**Problem statement**
Copy the lines below character for character.

**** Working data ****

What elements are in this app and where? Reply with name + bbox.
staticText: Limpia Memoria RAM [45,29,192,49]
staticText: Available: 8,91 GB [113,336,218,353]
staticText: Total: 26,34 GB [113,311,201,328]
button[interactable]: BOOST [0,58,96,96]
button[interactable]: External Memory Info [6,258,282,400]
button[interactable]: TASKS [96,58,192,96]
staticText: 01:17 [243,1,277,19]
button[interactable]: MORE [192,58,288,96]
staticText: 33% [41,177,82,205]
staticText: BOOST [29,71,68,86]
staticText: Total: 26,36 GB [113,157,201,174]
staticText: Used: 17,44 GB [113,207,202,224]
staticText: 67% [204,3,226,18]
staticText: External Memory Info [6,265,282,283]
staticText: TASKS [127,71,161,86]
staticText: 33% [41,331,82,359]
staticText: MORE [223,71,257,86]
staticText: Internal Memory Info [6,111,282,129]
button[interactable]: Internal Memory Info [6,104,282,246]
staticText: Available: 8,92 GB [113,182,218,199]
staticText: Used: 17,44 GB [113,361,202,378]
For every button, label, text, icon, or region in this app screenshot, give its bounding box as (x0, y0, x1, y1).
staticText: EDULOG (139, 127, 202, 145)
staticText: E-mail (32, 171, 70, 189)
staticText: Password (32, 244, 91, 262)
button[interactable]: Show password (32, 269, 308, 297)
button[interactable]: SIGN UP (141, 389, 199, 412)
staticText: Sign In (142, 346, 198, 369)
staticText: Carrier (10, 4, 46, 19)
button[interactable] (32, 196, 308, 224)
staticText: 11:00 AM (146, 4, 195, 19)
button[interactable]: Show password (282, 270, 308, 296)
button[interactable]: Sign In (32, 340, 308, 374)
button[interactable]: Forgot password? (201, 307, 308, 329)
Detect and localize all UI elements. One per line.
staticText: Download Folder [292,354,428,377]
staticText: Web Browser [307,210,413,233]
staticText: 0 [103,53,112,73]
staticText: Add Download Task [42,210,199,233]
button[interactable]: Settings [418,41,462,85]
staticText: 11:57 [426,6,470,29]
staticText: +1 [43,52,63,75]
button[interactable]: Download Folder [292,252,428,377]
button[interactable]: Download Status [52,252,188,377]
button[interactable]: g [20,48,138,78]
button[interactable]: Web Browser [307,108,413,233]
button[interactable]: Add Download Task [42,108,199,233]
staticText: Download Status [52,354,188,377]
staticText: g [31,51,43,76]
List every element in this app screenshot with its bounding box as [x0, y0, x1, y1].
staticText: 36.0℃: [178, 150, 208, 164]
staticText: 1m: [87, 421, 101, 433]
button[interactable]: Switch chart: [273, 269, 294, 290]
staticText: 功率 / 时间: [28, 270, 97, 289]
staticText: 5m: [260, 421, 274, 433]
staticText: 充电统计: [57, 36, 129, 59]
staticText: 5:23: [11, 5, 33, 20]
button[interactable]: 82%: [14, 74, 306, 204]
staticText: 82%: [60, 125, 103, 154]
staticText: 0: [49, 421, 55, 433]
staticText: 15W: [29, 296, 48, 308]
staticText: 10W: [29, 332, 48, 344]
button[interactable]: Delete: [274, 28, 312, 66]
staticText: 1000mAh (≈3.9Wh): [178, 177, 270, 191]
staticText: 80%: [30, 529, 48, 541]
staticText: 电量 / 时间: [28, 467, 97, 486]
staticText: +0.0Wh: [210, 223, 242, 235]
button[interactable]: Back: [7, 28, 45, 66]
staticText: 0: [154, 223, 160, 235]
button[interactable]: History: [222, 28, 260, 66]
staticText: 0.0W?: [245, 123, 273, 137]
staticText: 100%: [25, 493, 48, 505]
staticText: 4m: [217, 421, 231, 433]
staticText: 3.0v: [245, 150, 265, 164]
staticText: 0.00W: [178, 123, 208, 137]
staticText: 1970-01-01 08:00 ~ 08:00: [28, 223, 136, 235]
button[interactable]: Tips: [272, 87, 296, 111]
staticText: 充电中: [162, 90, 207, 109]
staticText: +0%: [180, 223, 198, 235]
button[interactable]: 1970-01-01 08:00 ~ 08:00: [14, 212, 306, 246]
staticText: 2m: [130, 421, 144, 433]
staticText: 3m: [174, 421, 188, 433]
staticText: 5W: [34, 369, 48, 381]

****

**Exercise solution**
What elements are in this app and where? Reply with name + bbox.
staticText: Limpia Memoria RAM [45,29,192,49]
staticText: Available: 8,91 GB [113,336,218,353]
staticText: Total: 26,34 GB [113,311,201,328]
button[interactable]: BOOST [0,58,96,96]
button[interactable]: External Memory Info [6,258,282,400]
button[interactable]: TASKS [96,58,192,96]
staticText: 01:17 [243,1,277,19]
button[interactable]: MORE [192,58,288,96]
staticText: 33% [41,177,82,205]
staticText: BOOST [29,71,68,86]
staticText: Total: 26,36 GB [113,157,201,174]
staticText: Used: 17,44 GB [113,207,202,224]
staticText: 67% [204,3,226,18]
staticText: External Memory Info [6,265,282,283]
staticText: TASKS [127,71,161,86]
staticText: 33% [41,331,82,359]
staticText: MORE [223,71,257,86]
staticText: Internal Memory Info [6,111,282,129]
button[interactable]: Internal Memory Info [6,104,282,246]
staticText: Available: 8,92 GB [113,182,218,199]
staticText: Used: 17,44 GB [113,361,202,378]
For every button, label, text, icon, or region in this app screenshot, give its bounding box as (x0, y0, x1, y1).
staticText: EDULOG (139, 127, 202, 145)
staticText: E-mail (32, 171, 70, 189)
staticText: Password (32, 244, 91, 262)
button[interactable]: Show password (32, 269, 308, 297)
button[interactable]: SIGN UP (141, 389, 199, 412)
staticText: Sign In (142, 346, 198, 369)
staticText: Carrier (10, 4, 46, 19)
button[interactable] (32, 196, 308, 224)
staticText: 11:00 AM (146, 4, 195, 19)
button[interactable]: Show password (282, 270, 308, 296)
button[interactable]: Sign In (32, 340, 308, 374)
button[interactable]: Forgot password? (201, 307, 308, 329)
Detect and localize all UI elements. One per line.
staticText: Download Folder [292,354,428,377]
staticText: Web Browser [307,210,413,233]
staticText: 0 [103,53,112,73]
staticText: Add Download Task [42,210,199,233]
button[interactable]: Settings [418,41,462,85]
staticText: 11:57 [426,6,470,29]
staticText: +1 [43,52,63,75]
button[interactable]: Download Folder [292,252,428,377]
button[interactable]: Download Status [52,252,188,377]
button[interactable]: g [20,48,138,78]
button[interactable]: Web Browser [307,108,413,233]
button[interactable]: Add Download Task [42,108,199,233]
staticText: Download Status [52,354,188,377]
staticText: g [31,51,43,76]
List every element in this app screenshot with its bounding box as [x0, y0, x1, y1].
staticText: 36.0℃: [178, 150, 208, 164]
staticText: 1m: [87, 421, 101, 433]
button[interactable]: Switch chart: [273, 269, 294, 290]
staticText: 功率 / 时间: [28, 270, 97, 289]
staticText: 5m: [260, 421, 274, 433]
staticText: 充电统计: [57, 36, 129, 59]
staticText: 5:23: [11, 5, 33, 20]
button[interactable]: 82%: [14, 74, 306, 204]
staticText: 82%: [60, 125, 103, 154]
staticText: 0: [49, 421, 55, 433]
staticText: 15W: [29, 296, 48, 308]
staticText: 10W: [29, 332, 48, 344]
button[interactable]: Delete: [274, 28, 312, 66]
staticText: 1000mAh (≈3.9Wh): [178, 177, 270, 191]
staticText: 80%: [30, 529, 48, 541]
staticText: 电量 / 时间: [28, 467, 97, 486]
staticText: +0.0Wh: [210, 223, 242, 235]
button[interactable]: Back: [7, 28, 45, 66]
staticText: 0: [154, 223, 160, 235]
button[interactable]: History: [222, 28, 260, 66]
staticText: 0.0W?: [245, 123, 273, 137]
staticText: 100%: [25, 493, 48, 505]
staticText: 4m: [217, 421, 231, 433]
staticText: 3.0v: [245, 150, 265, 164]
staticText: 0.00W: [178, 123, 208, 137]
staticText: 1970-01-01 08:00 ~ 08:00: [28, 223, 136, 235]
button[interactable]: Tips: [272, 87, 296, 111]
staticText: 充电中: [162, 90, 207, 109]
staticText: +0%: [180, 223, 198, 235]
button[interactable]: 1970-01-01 08:00 ~ 08:00: [14, 212, 306, 246]
staticText: 2m: [130, 421, 144, 433]
staticText: 3m: [174, 421, 188, 433]
staticText: 5W: [34, 369, 48, 381]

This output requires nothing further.